Records provided:

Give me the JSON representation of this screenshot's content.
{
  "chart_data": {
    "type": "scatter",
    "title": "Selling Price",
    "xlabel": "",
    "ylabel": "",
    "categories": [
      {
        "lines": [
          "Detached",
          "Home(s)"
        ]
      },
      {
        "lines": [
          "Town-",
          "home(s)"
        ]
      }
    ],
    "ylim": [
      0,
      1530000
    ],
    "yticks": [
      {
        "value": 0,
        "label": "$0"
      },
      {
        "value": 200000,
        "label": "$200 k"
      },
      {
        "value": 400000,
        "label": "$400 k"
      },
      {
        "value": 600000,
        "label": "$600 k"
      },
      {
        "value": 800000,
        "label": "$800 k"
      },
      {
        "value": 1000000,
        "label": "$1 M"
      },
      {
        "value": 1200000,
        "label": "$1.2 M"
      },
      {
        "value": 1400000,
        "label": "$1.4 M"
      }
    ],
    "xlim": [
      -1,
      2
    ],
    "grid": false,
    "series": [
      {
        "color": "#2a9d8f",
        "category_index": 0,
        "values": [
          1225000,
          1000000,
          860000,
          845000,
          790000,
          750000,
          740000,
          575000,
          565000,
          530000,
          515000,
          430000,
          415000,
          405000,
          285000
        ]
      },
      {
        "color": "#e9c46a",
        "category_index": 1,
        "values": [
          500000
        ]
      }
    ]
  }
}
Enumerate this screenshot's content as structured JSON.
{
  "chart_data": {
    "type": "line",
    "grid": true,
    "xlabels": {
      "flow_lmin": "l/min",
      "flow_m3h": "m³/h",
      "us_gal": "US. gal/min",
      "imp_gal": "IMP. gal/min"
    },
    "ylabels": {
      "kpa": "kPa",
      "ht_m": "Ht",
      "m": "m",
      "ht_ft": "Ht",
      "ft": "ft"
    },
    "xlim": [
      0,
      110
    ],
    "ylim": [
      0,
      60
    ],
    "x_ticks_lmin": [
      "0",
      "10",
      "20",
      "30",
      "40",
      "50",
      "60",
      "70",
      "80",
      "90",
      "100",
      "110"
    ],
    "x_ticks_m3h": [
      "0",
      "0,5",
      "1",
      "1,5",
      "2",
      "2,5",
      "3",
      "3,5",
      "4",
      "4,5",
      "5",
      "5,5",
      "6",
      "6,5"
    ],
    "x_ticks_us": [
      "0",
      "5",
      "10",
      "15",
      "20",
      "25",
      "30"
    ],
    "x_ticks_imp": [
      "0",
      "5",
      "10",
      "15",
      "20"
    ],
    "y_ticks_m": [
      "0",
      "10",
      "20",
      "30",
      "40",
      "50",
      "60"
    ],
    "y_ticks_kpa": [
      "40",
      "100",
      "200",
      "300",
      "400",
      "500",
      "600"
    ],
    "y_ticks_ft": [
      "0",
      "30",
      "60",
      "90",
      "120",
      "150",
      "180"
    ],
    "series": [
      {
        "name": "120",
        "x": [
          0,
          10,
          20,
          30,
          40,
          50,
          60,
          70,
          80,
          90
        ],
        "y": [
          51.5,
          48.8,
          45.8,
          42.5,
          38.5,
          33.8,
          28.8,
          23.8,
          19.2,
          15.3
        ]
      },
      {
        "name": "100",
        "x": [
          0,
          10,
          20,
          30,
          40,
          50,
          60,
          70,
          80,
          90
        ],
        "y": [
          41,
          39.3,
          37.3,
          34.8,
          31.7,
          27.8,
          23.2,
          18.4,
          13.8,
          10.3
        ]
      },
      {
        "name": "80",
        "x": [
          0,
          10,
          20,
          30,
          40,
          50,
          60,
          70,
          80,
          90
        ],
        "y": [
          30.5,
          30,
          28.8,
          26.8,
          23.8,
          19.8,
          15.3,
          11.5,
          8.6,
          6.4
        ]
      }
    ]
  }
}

Required task: Output the whole listing above again, word for word.

Result for this task:
Give me the JSON representation of this screenshot's content.
{
  "chart_data": {
    "type": "scatter",
    "title": "Selling Price",
    "xlabel": "",
    "ylabel": "",
    "categories": [
      {
        "lines": [
          "Detached",
          "Home(s)"
        ]
      },
      {
        "lines": [
          "Town-",
          "home(s)"
        ]
      }
    ],
    "ylim": [
      0,
      1530000
    ],
    "yticks": [
      {
        "value": 0,
        "label": "$0"
      },
      {
        "value": 200000,
        "label": "$200 k"
      },
      {
        "value": 400000,
        "label": "$400 k"
      },
      {
        "value": 600000,
        "label": "$600 k"
      },
      {
        "value": 800000,
        "label": "$800 k"
      },
      {
        "value": 1000000,
        "label": "$1 M"
      },
      {
        "value": 1200000,
        "label": "$1.2 M"
      },
      {
        "value": 1400000,
        "label": "$1.4 M"
      }
    ],
    "xlim": [
      -1,
      2
    ],
    "grid": false,
    "series": [
      {
        "color": "#2a9d8f",
        "category_index": 0,
        "values": [
          1225000,
          1000000,
          860000,
          845000,
          790000,
          750000,
          740000,
          575000,
          565000,
          530000,
          515000,
          430000,
          415000,
          405000,
          285000
        ]
      },
      {
        "color": "#e9c46a",
        "category_index": 1,
        "values": [
          500000
        ]
      }
    ]
  }
}
Enumerate this screenshot's content as structured JSON.
{
  "chart_data": {
    "type": "line",
    "grid": true,
    "xlabels": {
      "flow_lmin": "l/min",
      "flow_m3h": "m³/h",
      "us_gal": "US. gal/min",
      "imp_gal": "IMP. gal/min"
    },
    "ylabels": {
      "kpa": "kPa",
      "ht_m": "Ht",
      "m": "m",
      "ht_ft": "Ht",
      "ft": "ft"
    },
    "xlim": [
      0,
      110
    ],
    "ylim": [
      0,
      60
    ],
    "x_ticks_lmin": [
      "0",
      "10",
      "20",
      "30",
      "40",
      "50",
      "60",
      "70",
      "80",
      "90",
      "100",
      "110"
    ],
    "x_ticks_m3h": [
      "0",
      "0,5",
      "1",
      "1,5",
      "2",
      "2,5",
      "3",
      "3,5",
      "4",
      "4,5",
      "5",
      "5,5",
      "6",
      "6,5"
    ],
    "x_ticks_us": [
      "0",
      "5",
      "10",
      "15",
      "20",
      "25",
      "30"
    ],
    "x_ticks_imp": [
      "0",
      "5",
      "10",
      "15",
      "20"
    ],
    "y_ticks_m": [
      "0",
      "10",
      "20",
      "30",
      "40",
      "50",
      "60"
    ],
    "y_ticks_kpa": [
      "40",
      "100",
      "200",
      "300",
      "400",
      "500",
      "600"
    ],
    "y_ticks_ft": [
      "0",
      "30",
      "60",
      "90",
      "120",
      "150",
      "180"
    ],
    "series": [
      {
        "name": "120",
        "x": [
          0,
          10,
          20,
          30,
          40,
          50,
          60,
          70,
          80,
          90
        ],
        "y": [
          51.5,
          48.8,
          45.8,
          42.5,
          38.5,
          33.8,
          28.8,
          23.8,
          19.2,
          15.3
        ]
      },
      {
        "name": "100",
        "x": [
          0,
          10,
          20,
          30,
          40,
          50,
          60,
          70,
          80,
          90
        ],
        "y": [
          41,
          39.3,
          37.3,
          34.8,
          31.7,
          27.8,
          23.2,
          18.4,
          13.8,
          10.3
        ]
      },
      {
        "name": "80",
        "x": [
          0,
          10,
          20,
          30,
          40,
          50,
          60,
          70,
          80,
          90
        ],
        "y": [
          30.5,
          30,
          28.8,
          26.8,
          23.8,
          19.8,
          15.3,
          11.5,
          8.6,
          6.4
        ]
      }
    ]
  }
}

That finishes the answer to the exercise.